_SHORT EXERCISE_
Reproduce every entry exactly, without alteration.

[Dataset excerpts]
────────────────

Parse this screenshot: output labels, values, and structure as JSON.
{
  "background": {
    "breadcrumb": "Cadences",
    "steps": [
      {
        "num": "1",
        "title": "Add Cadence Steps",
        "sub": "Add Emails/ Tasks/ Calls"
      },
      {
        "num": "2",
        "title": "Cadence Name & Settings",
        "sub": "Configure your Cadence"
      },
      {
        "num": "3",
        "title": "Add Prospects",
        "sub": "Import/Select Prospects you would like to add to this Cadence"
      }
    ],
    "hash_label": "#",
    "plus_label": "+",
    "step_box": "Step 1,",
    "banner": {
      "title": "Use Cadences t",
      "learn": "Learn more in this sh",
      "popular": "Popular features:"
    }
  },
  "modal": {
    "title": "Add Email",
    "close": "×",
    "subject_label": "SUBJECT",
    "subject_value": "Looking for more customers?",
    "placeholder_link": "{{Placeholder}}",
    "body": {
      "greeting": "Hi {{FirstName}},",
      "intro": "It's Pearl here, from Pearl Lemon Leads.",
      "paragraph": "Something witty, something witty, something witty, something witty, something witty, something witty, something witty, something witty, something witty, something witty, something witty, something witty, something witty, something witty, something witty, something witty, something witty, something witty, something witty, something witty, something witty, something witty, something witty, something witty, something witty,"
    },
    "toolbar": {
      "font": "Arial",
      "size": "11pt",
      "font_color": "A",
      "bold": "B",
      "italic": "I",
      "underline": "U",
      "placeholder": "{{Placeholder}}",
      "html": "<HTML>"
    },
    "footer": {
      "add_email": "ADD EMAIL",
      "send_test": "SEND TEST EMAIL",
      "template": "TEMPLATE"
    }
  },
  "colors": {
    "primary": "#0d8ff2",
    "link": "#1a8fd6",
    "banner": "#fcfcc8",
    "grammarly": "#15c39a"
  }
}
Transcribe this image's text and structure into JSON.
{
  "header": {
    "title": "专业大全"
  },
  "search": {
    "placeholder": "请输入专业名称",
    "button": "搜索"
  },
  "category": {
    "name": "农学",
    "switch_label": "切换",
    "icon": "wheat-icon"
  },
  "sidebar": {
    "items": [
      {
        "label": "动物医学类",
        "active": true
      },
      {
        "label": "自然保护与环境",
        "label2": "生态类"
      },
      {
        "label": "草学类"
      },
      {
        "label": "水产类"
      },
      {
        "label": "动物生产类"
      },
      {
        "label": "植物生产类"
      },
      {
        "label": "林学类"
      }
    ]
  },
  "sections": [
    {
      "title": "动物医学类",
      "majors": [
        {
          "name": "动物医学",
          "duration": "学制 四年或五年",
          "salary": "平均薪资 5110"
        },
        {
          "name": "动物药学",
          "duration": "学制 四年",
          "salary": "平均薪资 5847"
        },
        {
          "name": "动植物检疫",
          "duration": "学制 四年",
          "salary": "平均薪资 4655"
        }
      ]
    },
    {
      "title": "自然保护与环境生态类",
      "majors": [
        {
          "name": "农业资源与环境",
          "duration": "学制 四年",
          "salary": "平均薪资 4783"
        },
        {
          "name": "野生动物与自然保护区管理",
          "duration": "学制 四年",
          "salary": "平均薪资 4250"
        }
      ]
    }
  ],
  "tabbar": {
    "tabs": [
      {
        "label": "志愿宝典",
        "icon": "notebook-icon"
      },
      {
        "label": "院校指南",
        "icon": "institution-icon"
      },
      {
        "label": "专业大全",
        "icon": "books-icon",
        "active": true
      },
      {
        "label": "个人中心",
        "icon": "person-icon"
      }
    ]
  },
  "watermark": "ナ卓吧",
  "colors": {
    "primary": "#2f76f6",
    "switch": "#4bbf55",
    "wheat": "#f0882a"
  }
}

────────────────

_SOLUTION BELOW_
Parse this screenshot: output labels, values, and structure as JSON.
{
  "background": {
    "breadcrumb": "Cadences",
    "steps": [
      {
        "num": "1",
        "title": "Add Cadence Steps",
        "sub": "Add Emails/ Tasks/ Calls"
      },
      {
        "num": "2",
        "title": "Cadence Name & Settings",
        "sub": "Configure your Cadence"
      },
      {
        "num": "3",
        "title": "Add Prospects",
        "sub": "Import/Select Prospects you would like to add to this Cadence"
      }
    ],
    "hash_label": "#",
    "plus_label": "+",
    "step_box": "Step 1,",
    "banner": {
      "title": "Use Cadences t",
      "learn": "Learn more in this sh",
      "popular": "Popular features:"
    }
  },
  "modal": {
    "title": "Add Email",
    "close": "×",
    "subject_label": "SUBJECT",
    "subject_value": "Looking for more customers?",
    "placeholder_link": "{{Placeholder}}",
    "body": {
      "greeting": "Hi {{FirstName}},",
      "intro": "It's Pearl here, from Pearl Lemon Leads.",
      "paragraph": "Something witty, something witty, something witty, something witty, something witty, something witty, something witty, something witty, something witty, something witty, something witty, something witty, something witty, something witty, something witty, something witty, something witty, something witty, something witty, something witty, something witty, something witty, something witty, something witty, something witty,"
    },
    "toolbar": {
      "font": "Arial",
      "size": "11pt",
      "font_color": "A",
      "bold": "B",
      "italic": "I",
      "underline": "U",
      "placeholder": "{{Placeholder}}",
      "html": "<HTML>"
    },
    "footer": {
      "add_email": "ADD EMAIL",
      "send_test": "SEND TEST EMAIL",
      "template": "TEMPLATE"
    }
  },
  "colors": {
    "primary": "#0d8ff2",
    "link": "#1a8fd6",
    "banner": "#fcfcc8",
    "grammarly": "#15c39a"
  }
}
Transcribe this image's text and structure into JSON.
{
  "header": {
    "title": "专业大全"
  },
  "search": {
    "placeholder": "请输入专业名称",
    "button": "搜索"
  },
  "category": {
    "name": "农学",
    "switch_label": "切换",
    "icon": "wheat-icon"
  },
  "sidebar": {
    "items": [
      {
        "label": "动物医学类",
        "active": true
      },
      {
        "label": "自然保护与环境",
        "label2": "生态类"
      },
      {
        "label": "草学类"
      },
      {
        "label": "水产类"
      },
      {
        "label": "动物生产类"
      },
      {
        "label": "植物生产类"
      },
      {
        "label": "林学类"
      }
    ]
  },
  "sections": [
    {
      "title": "动物医学类",
      "majors": [
        {
          "name": "动物医学",
          "duration": "学制 四年或五年",
          "salary": "平均薪资 5110"
        },
        {
          "name": "动物药学",
          "duration": "学制 四年",
          "salary": "平均薪资 5847"
        },
        {
          "name": "动植物检疫",
          "duration": "学制 四年",
          "salary": "平均薪资 4655"
        }
      ]
    },
    {
      "title": "自然保护与环境生态类",
      "majors": [
        {
          "name": "农业资源与环境",
          "duration": "学制 四年",
          "salary": "平均薪资 4783"
        },
        {
          "name": "野生动物与自然保护区管理",
          "duration": "学制 四年",
          "salary": "平均薪资 4250"
        }
      ]
    }
  ],
  "tabbar": {
    "tabs": [
      {
        "label": "志愿宝典",
        "icon": "notebook-icon"
      },
      {
        "label": "院校指南",
        "icon": "institution-icon"
      },
      {
        "label": "专业大全",
        "icon": "books-icon",
        "active": true
      },
      {
        "label": "个人中心",
        "icon": "person-icon"
      }
    ]
  },
  "watermark": "ナ卓吧",
  "colors": {
    "primary": "#2f76f6",
    "switch": "#4bbf55",
    "wheat": "#f0882a"
  }
}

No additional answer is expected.